* Data to process

** START **

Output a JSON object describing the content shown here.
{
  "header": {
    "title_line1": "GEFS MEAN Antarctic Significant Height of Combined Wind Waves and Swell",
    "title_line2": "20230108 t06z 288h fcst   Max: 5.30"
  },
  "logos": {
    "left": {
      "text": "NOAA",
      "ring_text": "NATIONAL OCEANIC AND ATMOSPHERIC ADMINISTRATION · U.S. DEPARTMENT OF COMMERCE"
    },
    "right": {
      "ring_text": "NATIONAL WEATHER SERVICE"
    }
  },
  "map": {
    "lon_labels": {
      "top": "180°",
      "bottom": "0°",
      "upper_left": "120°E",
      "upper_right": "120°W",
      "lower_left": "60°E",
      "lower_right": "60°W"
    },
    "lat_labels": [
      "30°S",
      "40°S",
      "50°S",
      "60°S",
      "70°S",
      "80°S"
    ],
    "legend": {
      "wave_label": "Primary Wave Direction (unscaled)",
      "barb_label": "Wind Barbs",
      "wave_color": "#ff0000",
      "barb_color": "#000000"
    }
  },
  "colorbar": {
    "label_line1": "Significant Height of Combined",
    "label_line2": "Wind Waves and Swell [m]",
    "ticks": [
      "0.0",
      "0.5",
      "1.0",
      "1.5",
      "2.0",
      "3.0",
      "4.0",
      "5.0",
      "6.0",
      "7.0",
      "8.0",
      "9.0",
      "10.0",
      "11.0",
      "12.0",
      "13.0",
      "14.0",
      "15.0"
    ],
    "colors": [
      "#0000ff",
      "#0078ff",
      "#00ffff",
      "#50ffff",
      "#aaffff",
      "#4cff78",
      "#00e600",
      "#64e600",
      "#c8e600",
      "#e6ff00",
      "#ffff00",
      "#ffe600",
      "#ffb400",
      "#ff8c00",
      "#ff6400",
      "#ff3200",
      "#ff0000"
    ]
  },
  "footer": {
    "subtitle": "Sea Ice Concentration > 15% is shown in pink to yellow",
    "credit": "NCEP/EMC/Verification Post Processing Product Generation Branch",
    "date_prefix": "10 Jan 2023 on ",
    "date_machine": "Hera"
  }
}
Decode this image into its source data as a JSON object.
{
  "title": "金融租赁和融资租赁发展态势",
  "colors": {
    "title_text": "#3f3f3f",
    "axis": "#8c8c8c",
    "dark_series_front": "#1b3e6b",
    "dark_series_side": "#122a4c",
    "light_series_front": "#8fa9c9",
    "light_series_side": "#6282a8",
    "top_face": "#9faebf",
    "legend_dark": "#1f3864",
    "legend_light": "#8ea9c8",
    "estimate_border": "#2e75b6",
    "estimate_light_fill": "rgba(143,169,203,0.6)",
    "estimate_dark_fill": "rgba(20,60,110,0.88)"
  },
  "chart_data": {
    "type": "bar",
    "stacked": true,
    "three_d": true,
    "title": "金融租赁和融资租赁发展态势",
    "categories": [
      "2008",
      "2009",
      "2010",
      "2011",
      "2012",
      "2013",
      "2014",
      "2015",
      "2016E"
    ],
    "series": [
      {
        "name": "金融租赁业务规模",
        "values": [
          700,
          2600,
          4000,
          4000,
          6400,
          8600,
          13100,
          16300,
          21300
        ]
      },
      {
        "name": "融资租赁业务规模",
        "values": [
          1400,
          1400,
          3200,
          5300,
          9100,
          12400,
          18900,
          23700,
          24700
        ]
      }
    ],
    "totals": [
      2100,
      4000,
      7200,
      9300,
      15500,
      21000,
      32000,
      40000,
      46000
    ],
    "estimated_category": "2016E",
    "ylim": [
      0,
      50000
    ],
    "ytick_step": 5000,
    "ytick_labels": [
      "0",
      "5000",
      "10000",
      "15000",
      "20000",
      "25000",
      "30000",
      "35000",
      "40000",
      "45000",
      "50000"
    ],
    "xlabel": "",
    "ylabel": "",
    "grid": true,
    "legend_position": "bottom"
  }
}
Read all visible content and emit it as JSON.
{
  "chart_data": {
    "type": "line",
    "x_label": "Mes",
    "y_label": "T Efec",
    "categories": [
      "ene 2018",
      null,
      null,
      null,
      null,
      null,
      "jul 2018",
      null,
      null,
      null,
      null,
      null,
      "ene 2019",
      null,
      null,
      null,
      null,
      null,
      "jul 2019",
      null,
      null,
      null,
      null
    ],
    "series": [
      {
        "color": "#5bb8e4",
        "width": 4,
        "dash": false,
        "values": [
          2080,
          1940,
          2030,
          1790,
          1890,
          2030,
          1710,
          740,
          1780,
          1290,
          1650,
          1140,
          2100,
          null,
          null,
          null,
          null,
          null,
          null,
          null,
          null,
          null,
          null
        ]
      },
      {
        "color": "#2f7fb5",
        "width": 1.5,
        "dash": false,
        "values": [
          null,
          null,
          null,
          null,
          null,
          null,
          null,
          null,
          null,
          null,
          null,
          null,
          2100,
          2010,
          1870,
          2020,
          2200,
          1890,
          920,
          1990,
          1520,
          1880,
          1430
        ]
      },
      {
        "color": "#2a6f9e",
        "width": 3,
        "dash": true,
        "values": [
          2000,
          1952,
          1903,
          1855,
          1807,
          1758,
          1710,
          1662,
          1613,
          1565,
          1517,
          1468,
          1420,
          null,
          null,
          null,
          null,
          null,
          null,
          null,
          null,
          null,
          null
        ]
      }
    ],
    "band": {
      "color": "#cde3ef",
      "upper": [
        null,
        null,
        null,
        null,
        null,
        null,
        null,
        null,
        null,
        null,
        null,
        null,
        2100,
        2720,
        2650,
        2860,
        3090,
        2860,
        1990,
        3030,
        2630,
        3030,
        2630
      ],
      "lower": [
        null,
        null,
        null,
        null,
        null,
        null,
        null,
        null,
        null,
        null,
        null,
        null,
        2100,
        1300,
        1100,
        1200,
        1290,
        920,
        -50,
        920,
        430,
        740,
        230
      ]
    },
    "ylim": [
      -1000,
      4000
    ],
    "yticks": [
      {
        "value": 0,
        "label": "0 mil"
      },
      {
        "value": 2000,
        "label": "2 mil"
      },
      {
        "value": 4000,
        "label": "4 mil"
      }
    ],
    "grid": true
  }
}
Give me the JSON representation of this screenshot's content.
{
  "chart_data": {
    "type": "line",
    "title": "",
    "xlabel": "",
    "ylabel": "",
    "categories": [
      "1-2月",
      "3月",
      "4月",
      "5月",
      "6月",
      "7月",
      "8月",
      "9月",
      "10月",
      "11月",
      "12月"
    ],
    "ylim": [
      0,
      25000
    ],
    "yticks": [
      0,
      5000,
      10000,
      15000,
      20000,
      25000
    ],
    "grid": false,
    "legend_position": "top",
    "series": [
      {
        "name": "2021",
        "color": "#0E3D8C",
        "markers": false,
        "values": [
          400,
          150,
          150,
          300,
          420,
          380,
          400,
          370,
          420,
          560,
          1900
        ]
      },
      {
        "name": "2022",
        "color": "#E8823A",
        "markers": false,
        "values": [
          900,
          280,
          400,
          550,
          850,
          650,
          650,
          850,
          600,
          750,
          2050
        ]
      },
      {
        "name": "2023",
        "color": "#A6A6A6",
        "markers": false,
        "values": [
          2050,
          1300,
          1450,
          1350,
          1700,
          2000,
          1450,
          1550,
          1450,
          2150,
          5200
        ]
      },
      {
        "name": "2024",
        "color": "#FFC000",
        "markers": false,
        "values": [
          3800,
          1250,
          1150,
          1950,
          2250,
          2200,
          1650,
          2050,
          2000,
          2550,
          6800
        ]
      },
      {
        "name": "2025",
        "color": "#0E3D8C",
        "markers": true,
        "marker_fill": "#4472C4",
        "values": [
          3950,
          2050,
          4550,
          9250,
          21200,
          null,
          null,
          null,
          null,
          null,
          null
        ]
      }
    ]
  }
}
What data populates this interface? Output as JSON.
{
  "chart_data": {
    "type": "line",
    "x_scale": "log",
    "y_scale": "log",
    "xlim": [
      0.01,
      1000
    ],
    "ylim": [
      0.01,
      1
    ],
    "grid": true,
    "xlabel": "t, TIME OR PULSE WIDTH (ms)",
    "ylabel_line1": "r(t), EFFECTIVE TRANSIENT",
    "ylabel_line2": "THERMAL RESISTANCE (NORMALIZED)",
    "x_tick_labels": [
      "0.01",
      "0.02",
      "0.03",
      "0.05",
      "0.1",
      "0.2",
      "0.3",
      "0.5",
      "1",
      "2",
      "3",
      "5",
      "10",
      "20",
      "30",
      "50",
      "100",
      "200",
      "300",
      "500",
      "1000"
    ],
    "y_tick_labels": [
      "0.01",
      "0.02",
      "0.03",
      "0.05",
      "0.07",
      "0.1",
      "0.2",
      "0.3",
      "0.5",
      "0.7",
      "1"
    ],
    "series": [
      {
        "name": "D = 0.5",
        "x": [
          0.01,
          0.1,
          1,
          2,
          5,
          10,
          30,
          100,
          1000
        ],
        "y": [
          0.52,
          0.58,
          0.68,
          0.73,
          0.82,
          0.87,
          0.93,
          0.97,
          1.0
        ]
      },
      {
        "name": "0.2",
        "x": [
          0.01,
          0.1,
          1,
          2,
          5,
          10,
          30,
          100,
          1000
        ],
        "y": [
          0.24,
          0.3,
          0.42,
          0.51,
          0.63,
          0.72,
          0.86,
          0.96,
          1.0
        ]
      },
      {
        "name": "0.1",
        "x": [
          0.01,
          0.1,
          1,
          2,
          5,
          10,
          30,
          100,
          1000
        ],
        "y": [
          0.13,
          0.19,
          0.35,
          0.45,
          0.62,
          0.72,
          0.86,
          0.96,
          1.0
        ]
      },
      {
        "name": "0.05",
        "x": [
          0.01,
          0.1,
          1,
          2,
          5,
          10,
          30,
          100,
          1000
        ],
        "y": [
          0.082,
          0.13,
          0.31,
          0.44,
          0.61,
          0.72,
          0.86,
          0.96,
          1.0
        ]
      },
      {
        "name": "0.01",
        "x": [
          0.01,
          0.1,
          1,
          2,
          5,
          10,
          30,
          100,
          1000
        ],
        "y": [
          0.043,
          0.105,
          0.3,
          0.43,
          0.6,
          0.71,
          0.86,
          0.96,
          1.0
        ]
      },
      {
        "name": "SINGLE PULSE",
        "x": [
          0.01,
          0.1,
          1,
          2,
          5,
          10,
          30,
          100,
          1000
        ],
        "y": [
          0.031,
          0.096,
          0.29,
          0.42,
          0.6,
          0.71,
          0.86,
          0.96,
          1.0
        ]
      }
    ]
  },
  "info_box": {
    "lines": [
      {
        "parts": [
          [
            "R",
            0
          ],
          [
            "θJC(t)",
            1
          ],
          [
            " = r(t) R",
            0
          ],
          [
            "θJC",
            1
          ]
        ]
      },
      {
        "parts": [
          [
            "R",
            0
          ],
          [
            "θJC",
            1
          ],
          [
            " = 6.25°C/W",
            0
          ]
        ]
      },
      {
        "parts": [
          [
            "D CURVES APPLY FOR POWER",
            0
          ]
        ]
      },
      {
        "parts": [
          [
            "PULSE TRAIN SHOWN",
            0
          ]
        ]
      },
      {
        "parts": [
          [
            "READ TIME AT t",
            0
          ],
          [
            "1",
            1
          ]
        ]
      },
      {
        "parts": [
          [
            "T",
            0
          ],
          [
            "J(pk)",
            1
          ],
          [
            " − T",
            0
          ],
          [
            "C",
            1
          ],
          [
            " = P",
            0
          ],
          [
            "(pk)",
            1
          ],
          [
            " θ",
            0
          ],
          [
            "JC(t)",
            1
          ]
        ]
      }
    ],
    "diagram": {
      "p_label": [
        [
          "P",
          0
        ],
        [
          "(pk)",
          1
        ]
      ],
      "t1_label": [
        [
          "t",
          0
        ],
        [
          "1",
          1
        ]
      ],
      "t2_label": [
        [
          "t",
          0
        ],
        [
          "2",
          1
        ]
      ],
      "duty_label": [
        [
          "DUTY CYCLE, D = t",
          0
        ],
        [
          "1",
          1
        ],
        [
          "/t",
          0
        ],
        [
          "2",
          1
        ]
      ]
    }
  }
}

** END **

* The task
Find how many of the lines above have the word "object" in them. State only that number.

* Answer for this exercise
2